╔══
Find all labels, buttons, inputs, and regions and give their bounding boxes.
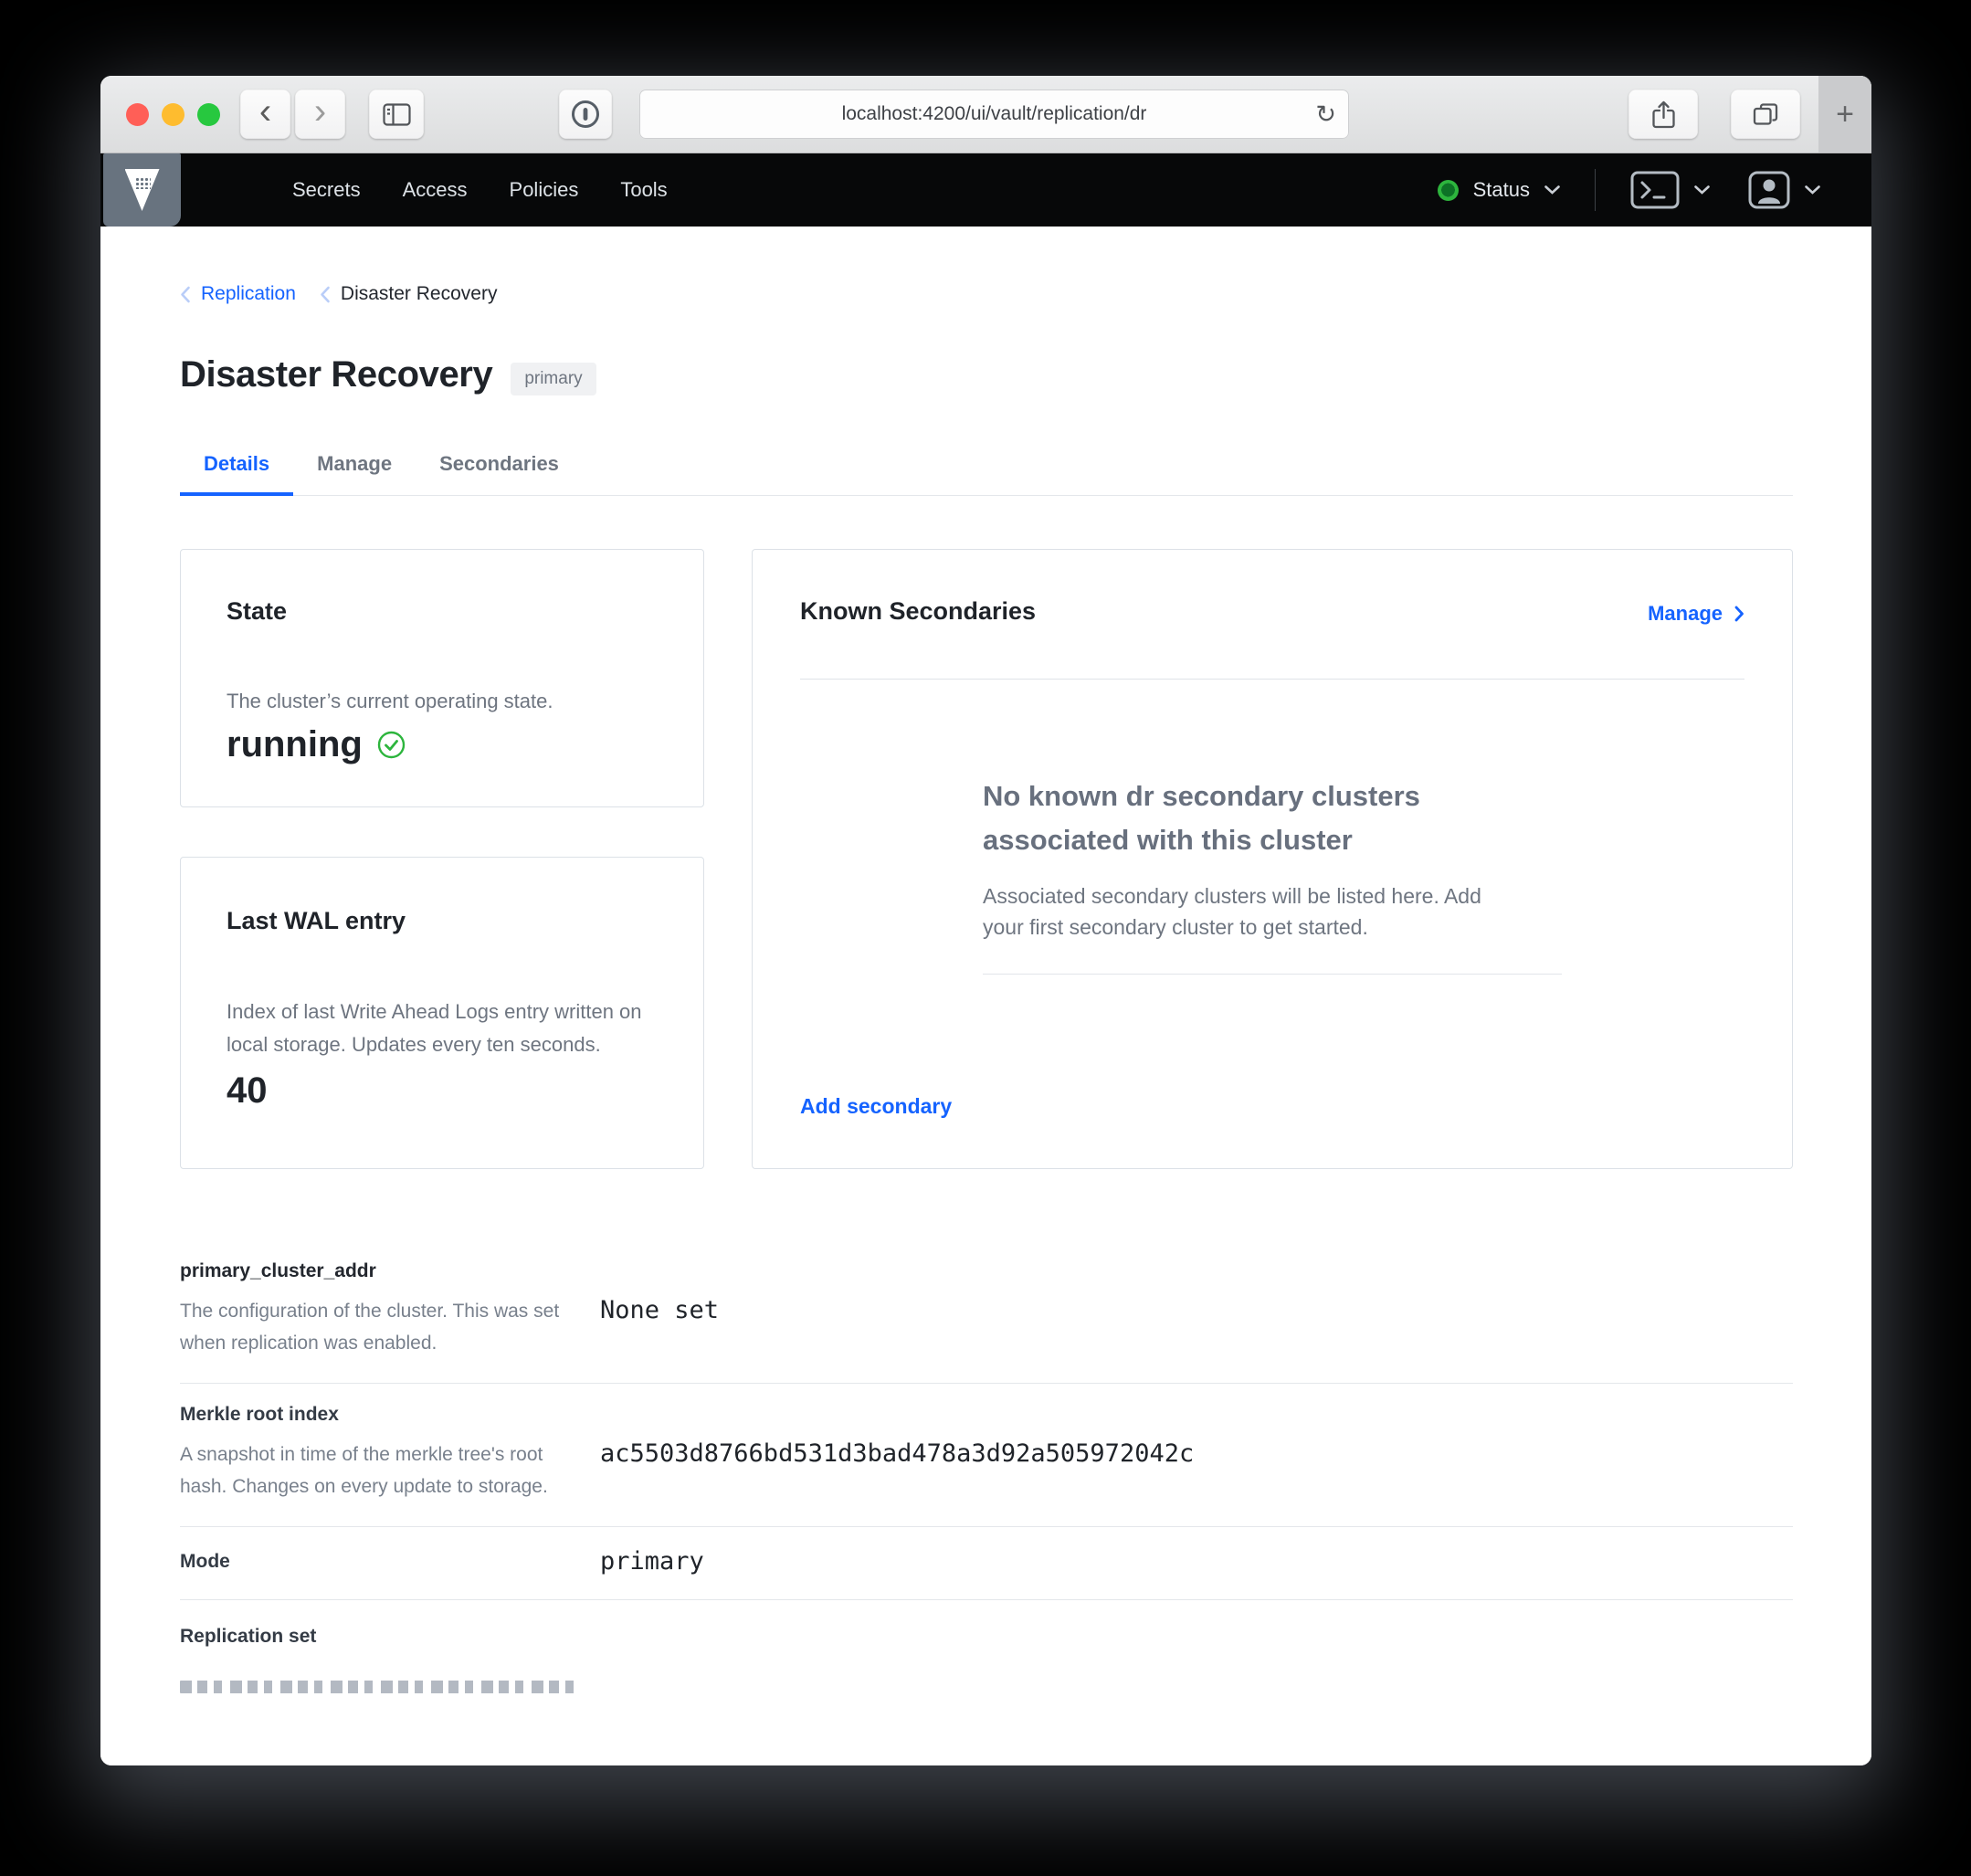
breadcrumb-current: Disaster Recovery	[340, 283, 498, 304]
chevron-right-icon	[1734, 606, 1744, 622]
empty-state-message: Associated secondary clusters will be li…	[983, 884, 1481, 939]
page-title: Disaster Recovery	[180, 354, 493, 395]
state-card-description: The cluster’s current operating state.	[227, 690, 553, 712]
chevron-down-icon	[1694, 185, 1710, 195]
tab-details[interactable]: Details	[180, 452, 294, 496]
share-button[interactable]	[1628, 90, 1698, 139]
status-menu[interactable]: Status	[1437, 178, 1560, 202]
tab-manage[interactable]: Manage	[293, 452, 416, 495]
detail-value: primary	[600, 1547, 704, 1576]
nav-links: Secrets Access Policies Tools	[292, 178, 668, 202]
chevron-left-icon	[320, 286, 331, 303]
minimize-window-button[interactable]	[162, 102, 184, 126]
zoom-window-button[interactable]	[197, 102, 220, 126]
nav-divider	[1595, 169, 1596, 211]
extension-button[interactable]	[559, 90, 612, 139]
state-card-title: State	[227, 597, 288, 625]
vault-navbar: Secrets Access Policies Tools Status	[100, 153, 1871, 227]
page-content: Replication Disaster Recovery Disaster R…	[100, 227, 1871, 1765]
known-secondaries-title: Known Secondaries	[800, 597, 1037, 625]
chevron-down-icon	[1544, 185, 1560, 195]
chevron-left-icon	[180, 286, 191, 303]
tabs-overview-icon	[1752, 101, 1779, 127]
nav-item-tools[interactable]: Tools	[620, 178, 667, 202]
detail-row-mode: Mode primary	[180, 1527, 1793, 1600]
browser-window: ‹ › localhost:4200/ui/vault/replication/…	[100, 76, 1871, 1765]
extension-icon	[570, 99, 601, 130]
status-dot-icon	[1437, 179, 1459, 201]
nav-item-secrets[interactable]: Secrets	[292, 178, 361, 202]
detail-row-replication-set: Replication set	[180, 1600, 1793, 1693]
detail-row-merkle-root-index: Merkle root index A snapshot in time of …	[180, 1384, 1793, 1527]
browser-toolbar: ‹ › localhost:4200/ui/vault/replication/…	[100, 76, 1871, 153]
back-button[interactable]: ‹	[240, 90, 290, 139]
forward-button[interactable]: ›	[295, 90, 345, 139]
user-menu[interactable]	[1748, 171, 1820, 209]
manage-link-label: Manage	[1648, 602, 1723, 625]
state-card: State The cluster’s current operating st…	[180, 549, 704, 807]
breadcrumb-disaster-recovery: Disaster Recovery	[320, 283, 498, 305]
state-value: running	[227, 724, 363, 764]
nav-item-policies[interactable]: Policies	[510, 178, 579, 202]
breadcrumb-link[interactable]: Replication	[201, 283, 296, 305]
add-secondary-link[interactable]: Add secondary	[800, 1094, 1744, 1119]
empty-state: No known dr secondary clusters associate…	[983, 775, 1562, 975]
show-tabs-button[interactable]	[1731, 90, 1800, 139]
new-tab-button[interactable]: +	[1818, 76, 1871, 153]
empty-state-title: No known dr secondary clusters associate…	[983, 780, 1420, 856]
mode-badge: primary	[511, 362, 596, 395]
detail-label: Merkle root index	[180, 1404, 339, 1425]
detail-description: The configuration of the cluster. This w…	[180, 1301, 560, 1354]
last-wal-title: Last WAL entry	[227, 907, 406, 934]
traffic-lights	[126, 102, 220, 126]
status-label: Status	[1472, 178, 1530, 201]
reload-icon[interactable]: ↻	[1315, 100, 1336, 129]
tab-secondaries[interactable]: Secondaries	[416, 452, 583, 495]
detail-label: Replication set	[180, 1626, 317, 1647]
tab-bar: Details Manage Secondaries	[180, 452, 1793, 496]
known-secondaries-card: Known Secondaries Manage No known dr sec…	[752, 549, 1793, 1169]
vault-logo-icon	[124, 169, 160, 211]
share-icon	[1651, 100, 1676, 129]
console-icon	[1630, 171, 1680, 209]
detail-row-primary-cluster-addr: primary_cluster_addr The configuration o…	[180, 1240, 1793, 1384]
detail-value: ac5503d8766bd531d3bad478a3d92a505972042c	[600, 1439, 1195, 1468]
last-wal-card: Last WAL entry Index of last Write Ahead…	[180, 857, 704, 1169]
url-text: localhost:4200/ui/vault/replication/dr	[841, 103, 1147, 124]
card-divider	[800, 679, 1744, 680]
last-wal-description: Index of last Write Ahead Logs entry wri…	[227, 1000, 642, 1056]
breadcrumb-replication[interactable]: Replication	[180, 283, 296, 305]
chevron-down-icon	[1805, 185, 1820, 195]
nav-item-access[interactable]: Access	[403, 178, 468, 202]
person-icon	[1748, 171, 1790, 209]
sidebar-toggle-button[interactable]	[369, 90, 424, 139]
detail-label: Mode	[180, 1550, 230, 1572]
manage-link[interactable]: Manage	[1648, 602, 1744, 626]
console-menu[interactable]	[1630, 171, 1710, 209]
breadcrumb: Replication Disaster Recovery	[180, 227, 1793, 305]
plus-icon: +	[1836, 96, 1854, 132]
check-circle-icon	[377, 731, 406, 759]
detail-label: primary_cluster_addr	[180, 1260, 376, 1281]
clipped-text-sliver	[180, 1681, 580, 1693]
replication-details-list: primary_cluster_addr The configuration o…	[180, 1240, 1793, 1693]
vault-logo[interactable]	[103, 153, 181, 227]
sidebar-icon	[382, 102, 411, 126]
close-window-button[interactable]	[126, 102, 149, 126]
address-bar[interactable]: localhost:4200/ui/vault/replication/dr ↻	[639, 90, 1349, 139]
detail-description: A snapshot in time of the merkle tree's …	[180, 1444, 548, 1497]
last-wal-value: 40	[227, 1070, 268, 1111]
detail-value: None set	[600, 1295, 720, 1324]
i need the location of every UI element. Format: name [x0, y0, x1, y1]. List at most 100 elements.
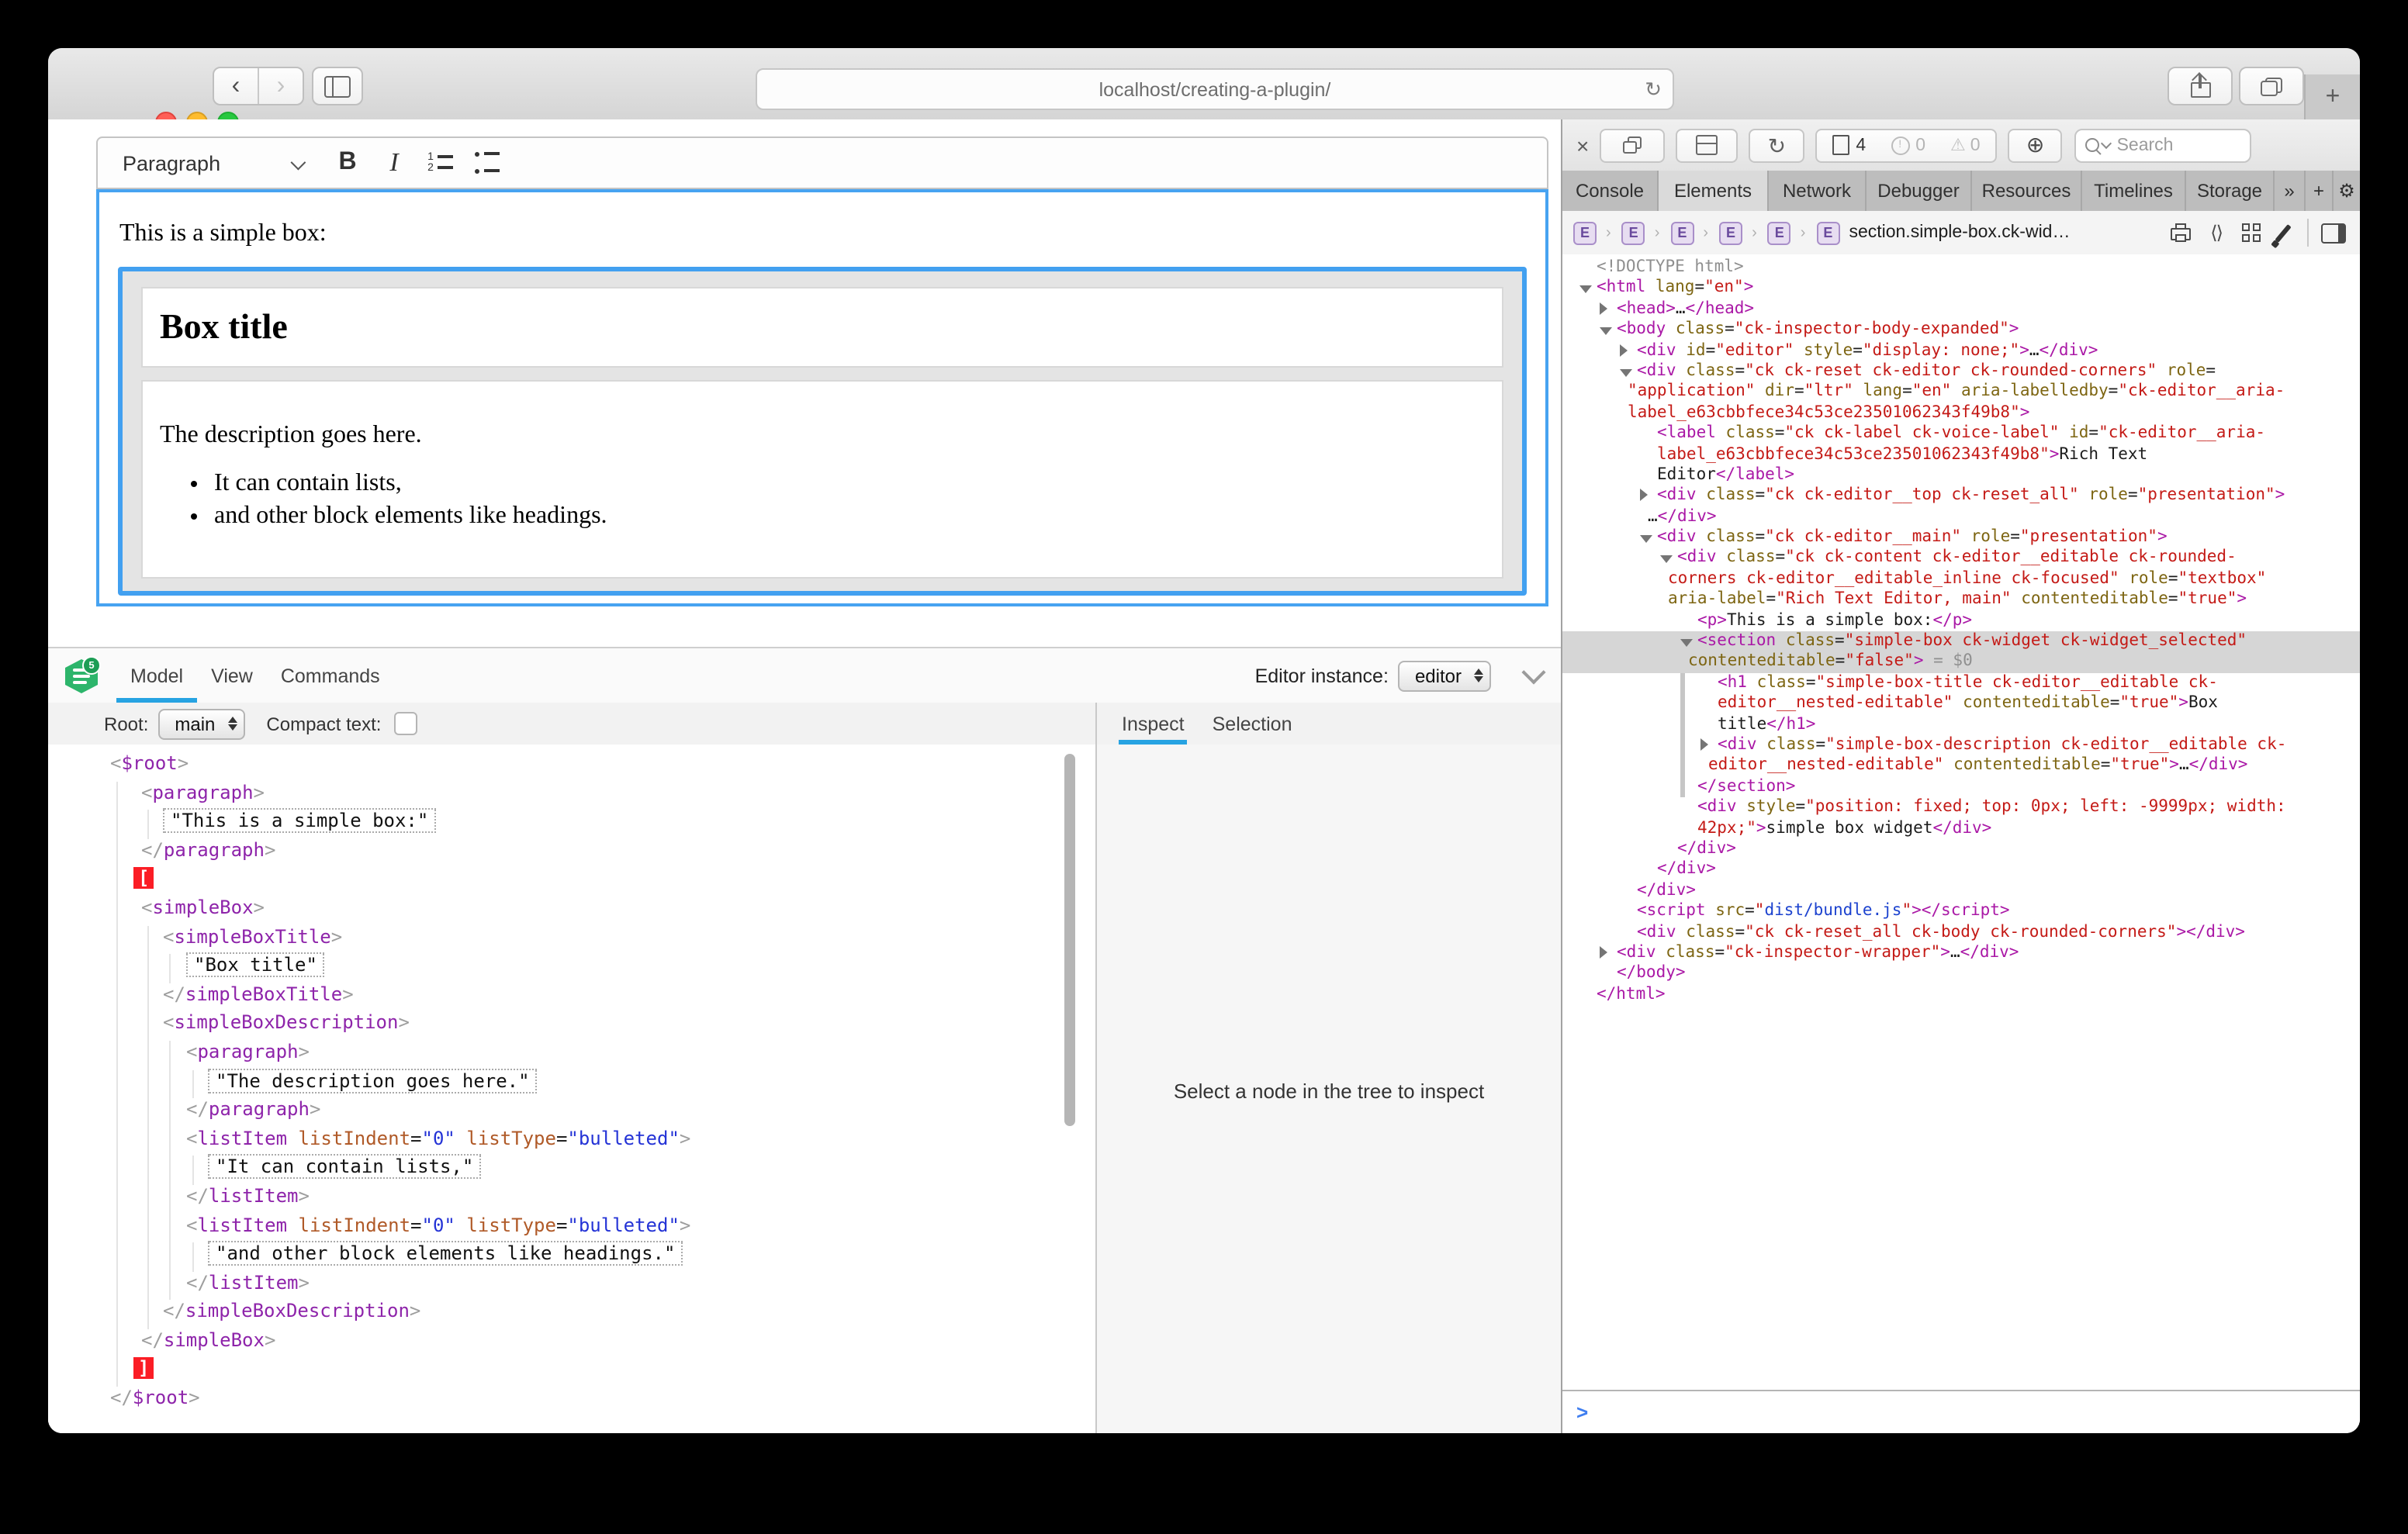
╚══
> _Given instruction_: Change "Disaster Recovery" to "Performance Replication" in the lines starting at the one that contains "283, 498, 304]" and ending at the one that contains "state-card-description: The cluster’s". Write out only those lines, with nothing else altered.

> _Answer to the problem_:
breadcrumb-current: Performance Replication	[340, 283, 498, 304]
chevron-right-icon	[1734, 606, 1744, 622]
empty-state-message: Associated secondary clusters will be li…	[983, 884, 1481, 939]
page-title: Performance Replication	[180, 354, 493, 395]
state-card-description: The cluster’s current operating state.	[227, 690, 553, 712]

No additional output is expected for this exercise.